═══ 本文 ═══

ウィリアムズの泊っていた宿や洋品店の物証である工具類にをさらに調査すれば真相解明に繋がった可能性もあるが、当局ではウィリアムズの拘置時点で、それ以上の捜査は行われなかった。
工具類の所持者はウィリアムズ拘置後に判明していたが、その者のアリバイが調べられることもなかった。
また工具にイニシャルが彫られているのがわかったのは、事件発生から10日以上も経ってからのことである。

ウィリアムズの死も、当時の状況から本当に自殺かどうか疑問視されており、最後にウィリアムズの姿を見た者は自信をもって「これはまったくの見当違いだ」と述べている。
仮にウィリアムズが真犯人であったとしても、洋品店の事件では前述のように2組の足跡が残されており、複数人の不審者が目撃されている。
また物証である工具類は重く、1人でそれらを運んで店内に侵入することは無理があり、ウィリアムズの単独犯行は困難とも考えられている。

ロンドンでは本事件を機に、当時の治安対策が時代遅れであることが明白となり、全国的な警察組織の必要性が活発に論じられ始めた。
当時の内務大臣リチャード・ライダーも事件翌年の1812年にいち早く警察制度の特別委員会を設置し、警察力増強の法案成立に尽力した。
しかしこの委員会の席上において、外務大臣ジョージ・カニングは以下のように発言している。

パリにはすばらしい警察があるが、市民は莫大な税金を支払わされている。

═══

> [短い課題 1]: 本文の「ロンドンでは本事件を機に、当」から「は以下のように発言している。」までを、一字も変えずに書き出してください。
> [短い課題 2]: 本文によると、事件の翌年の1812年に警察制度の特別委員会を設けたのは誰ですか。

═══ データ一覧 ═══

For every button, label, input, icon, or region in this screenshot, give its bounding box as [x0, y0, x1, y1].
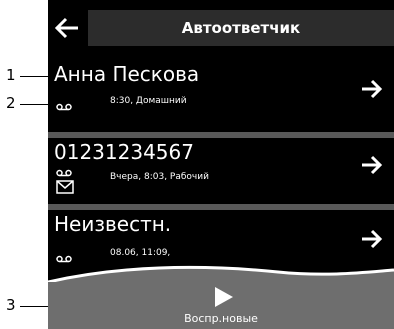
message-entry-1[interactable]: Анна Пескова 8:30, Домашний: [48, 60, 394, 126]
voicemail-icon: [56, 103, 72, 111]
page-title: Автоответчик: [181, 19, 301, 37]
envelope-icon: [56, 180, 74, 194]
caller-name: Неизвестн.: [54, 212, 172, 236]
right-arrow-icon[interactable]: [360, 78, 384, 100]
message-meta: 08.06, 11:09,: [110, 248, 171, 258]
callout-2-label: 2: [6, 94, 16, 112]
caller-name: Анна Пескова: [54, 62, 200, 86]
back-arrow-icon: [54, 17, 78, 39]
message-meta: Вчера, 8:03, Рабочий: [110, 172, 209, 182]
play-new-button[interactable]: Воспр.новые: [48, 282, 394, 329]
right-arrow-icon[interactable]: [360, 228, 384, 250]
phone-screen: Автоответчик Анна Пескова 8:30, Домашний…: [48, 0, 394, 329]
header: Автоответчик: [48, 0, 394, 58]
voicemail-icon: [56, 169, 72, 177]
title-bar: Автоответчик: [88, 10, 394, 46]
caller-number: 01231234567: [54, 140, 194, 164]
play-new-label: Воспр.новые: [184, 312, 258, 325]
callout-3-label: 3: [6, 296, 16, 314]
message-entry-2[interactable]: 01231234567 Вчера, 8:03, Рабочий: [48, 138, 394, 204]
callout-2-line: [20, 104, 48, 105]
right-arrow-icon[interactable]: [360, 154, 384, 176]
play-icon: [215, 287, 233, 307]
callout-1-label: 1: [6, 66, 16, 84]
message-meta: 8:30, Домашний: [110, 96, 187, 106]
message-entry-3[interactable]: Неизвестн. 08.06, 11:09,: [48, 210, 394, 270]
back-button[interactable]: [52, 12, 82, 44]
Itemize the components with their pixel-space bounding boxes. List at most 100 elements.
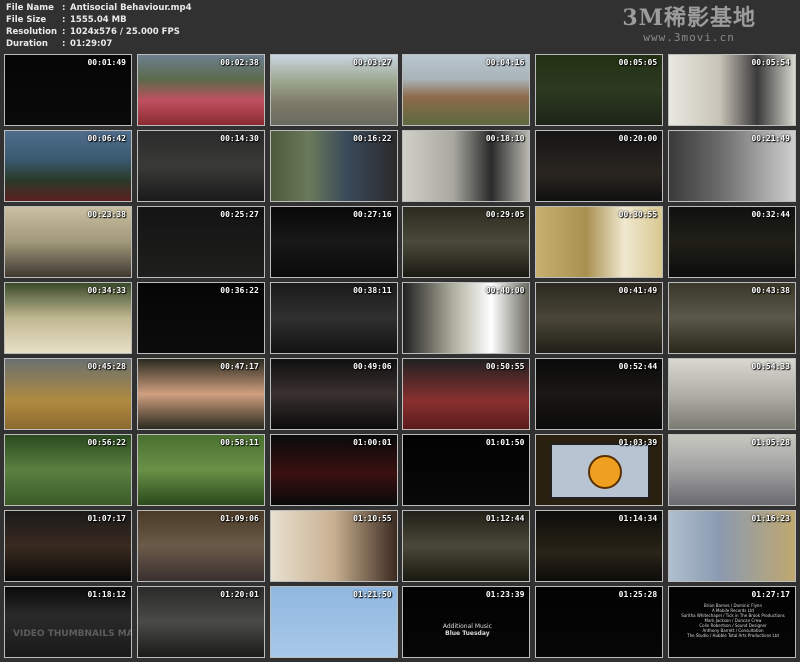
video-thumbnail[interactable]: 00:16:22 bbox=[269, 130, 398, 202]
file-size-value: 1555.04 MB bbox=[70, 15, 127, 25]
thumbnail-timestamp: 00:01:49 bbox=[87, 58, 126, 67]
thumbnail-timestamp: 01:16:23 bbox=[751, 514, 790, 523]
separator: : bbox=[62, 15, 66, 25]
video-thumbnail[interactable]: 00:05:54 bbox=[668, 54, 796, 126]
thumbnail-timestamp: 01:18:12 bbox=[87, 590, 126, 599]
video-thumbnail[interactable]: 01:20:01 bbox=[136, 586, 265, 658]
video-thumbnail[interactable]: 00:56:22 bbox=[4, 434, 132, 506]
video-thumbnail[interactable]: 00:36:22 bbox=[136, 282, 265, 354]
thumbnail-timestamp: 00:40:00 bbox=[485, 286, 525, 295]
thumbnail-timestamp: 01:12:44 bbox=[485, 514, 525, 523]
separator: : bbox=[62, 27, 66, 37]
thumbnail-timestamp: 00:54:33 bbox=[751, 362, 790, 371]
video-thumbnail[interactable]: 01:21:50 bbox=[269, 586, 398, 658]
thumbnail-timestamp: 00:04:16 bbox=[485, 58, 525, 67]
video-thumbnail[interactable]: 00:03:27 bbox=[269, 54, 398, 126]
resolution-label: Resolution bbox=[6, 27, 58, 37]
video-thumbnail[interactable]: 00:02:38 bbox=[136, 54, 265, 126]
video-thumbnail[interactable]: 00:49:06 bbox=[269, 358, 398, 430]
video-thumbnail[interactable]: 00:18:10 bbox=[402, 130, 531, 202]
thumbnail-timestamp: 00:05:54 bbox=[751, 58, 790, 67]
thumbnail-timestamp: 01:09:06 bbox=[220, 514, 259, 523]
video-thumbnail[interactable]: 01:12:44 bbox=[402, 510, 531, 582]
brand-watermark: 3M稀影基地 www.3movi.cn bbox=[622, 5, 756, 45]
video-thumbnail[interactable]: 00:50:55 bbox=[402, 358, 531, 430]
thumbnail-timestamp: 01:07:17 bbox=[87, 514, 126, 523]
thumbnail-timestamp: 00:20:00 bbox=[618, 134, 658, 143]
music-credit: Additional Music Blue Tuesday bbox=[411, 623, 523, 637]
video-thumbnail[interactable]: 00:25:27 bbox=[136, 206, 265, 278]
video-thumbnail[interactable]: 00:34:33 bbox=[4, 282, 132, 354]
thumbnail-timestamp: 01:27:17 bbox=[751, 590, 790, 599]
video-thumbnail[interactable]: 01:00:01 bbox=[269, 434, 398, 506]
thumbnail-timestamp: 00:43:38 bbox=[751, 286, 790, 295]
video-thumbnail[interactable]: 01:25:28 bbox=[535, 586, 664, 658]
thumbnail-timestamp: 00:02:38 bbox=[220, 58, 259, 67]
video-thumbnail[interactable]: 01:03:39 bbox=[535, 434, 664, 506]
video-thumbnail[interactable]: 00:41:49 bbox=[535, 282, 664, 354]
thumbnail-grid: 00:01:49 00:02:38 00:03:27 00:04:16 00:05:05… bbox=[4, 54, 796, 658]
video-thumbnail[interactable]: 00:54:33 bbox=[668, 358, 796, 430]
thumbnail-timestamp: 00:41:49 bbox=[618, 286, 658, 295]
video-thumbnail[interactable]: 00:47:17 bbox=[136, 358, 265, 430]
thumbnail-timestamp: 00:30:55 bbox=[618, 210, 658, 219]
video-thumbnail[interactable]: 00:52:44 bbox=[535, 358, 664, 430]
cartoon-face-icon bbox=[588, 455, 623, 489]
duration-label: Duration bbox=[6, 39, 48, 49]
thumbnail-timestamp: 00:27:16 bbox=[353, 210, 392, 219]
video-thumbnail[interactable]: 00:14:30 bbox=[136, 130, 265, 202]
video-thumbnail[interactable]: 01:01:50 bbox=[402, 434, 531, 506]
video-thumbnail[interactable]: 00:04:16 bbox=[402, 54, 531, 126]
brand-url: www.3movi.cn bbox=[643, 31, 735, 44]
video-thumbnail[interactable]: Brian Barnes / Dominic Flynn A Mobile Rec… bbox=[668, 586, 796, 658]
video-thumbnail[interactable]: 00:06:42 bbox=[4, 130, 132, 202]
video-thumbnail[interactable]: 00:40:00 bbox=[402, 282, 531, 354]
thumbnail-timestamp: 01:23:39 bbox=[485, 590, 525, 599]
file-size-label: File Size bbox=[6, 15, 47, 25]
video-thumbnail[interactable]: 01:14:34 bbox=[535, 510, 664, 582]
video-thumbnail[interactable]: 01:07:17 bbox=[4, 510, 132, 582]
video-thumbnail[interactable]: Additional Music Blue Tuesday 01:23:39 bbox=[402, 586, 531, 658]
file-name-value: Antisocial Behaviour.mp4 bbox=[70, 3, 192, 13]
video-thumbnail[interactable]: 00:20:00 bbox=[535, 130, 664, 202]
thumbnail-timestamp: 00:34:33 bbox=[87, 286, 126, 295]
video-thumbnail[interactable]: 00:21:49 bbox=[668, 130, 796, 202]
thumbnail-timestamp: 00:58:11 bbox=[220, 438, 259, 447]
thumbnail-timestamp: 01:10:55 bbox=[353, 514, 392, 523]
thumbnail-timestamp: 00:32:44 bbox=[751, 210, 790, 219]
thumbnail-timestamp: 00:45:28 bbox=[87, 362, 126, 371]
music-credit-line: Blue Tuesday bbox=[445, 630, 490, 637]
video-thumbnail[interactable]: 00:45:28 bbox=[4, 358, 132, 430]
thumbnail-timestamp: 01:03:39 bbox=[618, 438, 658, 447]
video-thumbnail[interactable]: 00:29:05 bbox=[402, 206, 531, 278]
video-thumbnail[interactable]: 01:09:06 bbox=[136, 510, 265, 582]
thumbnail-timestamp: 00:03:27 bbox=[353, 58, 392, 67]
video-thumbnail[interactable]: 00:05:05 bbox=[535, 54, 664, 126]
video-thumbnail[interactable]: VIDEO THUMBNAILS MAKER 01:18:12 bbox=[4, 586, 132, 658]
file-name-label: File Name bbox=[6, 3, 54, 13]
video-thumbnail[interactable]: 01:05:28 bbox=[668, 434, 796, 506]
thumbnail-timestamp: 01:05:28 bbox=[751, 438, 790, 447]
video-thumbnail[interactable]: 00:43:38 bbox=[668, 282, 796, 354]
video-thumbnail[interactable]: 00:32:44 bbox=[668, 206, 796, 278]
resolution-value: 1024x576 / 25.000 FPS bbox=[70, 27, 180, 37]
video-thumbnail[interactable]: 00:27:16 bbox=[269, 206, 398, 278]
thumbnail-timestamp: 00:23:38 bbox=[87, 210, 126, 219]
video-thumbnail[interactable]: 00:01:49 bbox=[4, 54, 132, 126]
thumbnail-timestamp: 01:25:28 bbox=[618, 590, 658, 599]
thumbnail-timestamp: 00:36:22 bbox=[220, 286, 259, 295]
video-thumbnail[interactable]: 00:58:11 bbox=[136, 434, 265, 506]
thumbnail-timestamp: 00:18:10 bbox=[485, 134, 525, 143]
thumbnail-timestamp: 00:05:05 bbox=[618, 58, 658, 67]
brand-name: 3M稀影基地 bbox=[622, 5, 756, 31]
video-thumbnail[interactable]: 00:30:55 bbox=[535, 206, 664, 278]
thumbnail-timestamp: 00:50:55 bbox=[485, 362, 525, 371]
thumbnail-timestamp: 00:14:30 bbox=[220, 134, 259, 143]
thumbnail-timestamp: 01:00:01 bbox=[353, 438, 392, 447]
video-thumbnail[interactable]: 00:23:38 bbox=[4, 206, 132, 278]
thumbnail-timestamp: 00:56:22 bbox=[87, 438, 126, 447]
video-thumbnail[interactable]: 00:38:11 bbox=[269, 282, 398, 354]
video-thumbnail[interactable]: 01:16:23 bbox=[668, 510, 796, 582]
video-thumbnail[interactable]: 01:10:55 bbox=[269, 510, 398, 582]
end-credits: Brian Barnes / Dominic Flynn A Mobile Rec… bbox=[677, 603, 789, 638]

═══

> [想定される答え 1]:
ロンドンでは本事件を機に、当時の治安対策が時代遅れであることが明白となり、全国的な警察組織の必要性が活発に論じられ始めた。
当時の内務大臣リチャード・ライダーも事件翌年の1812年にいち早く警察制度の特別委員会を設置し、警察力増強の法案成立に尽力した。
しかしこの委員会の席上において、外務大臣ジョージ・カニングは以下のように発言している。

> [想定される答え 2]: 当時の内務大臣リチャード・ライダーです。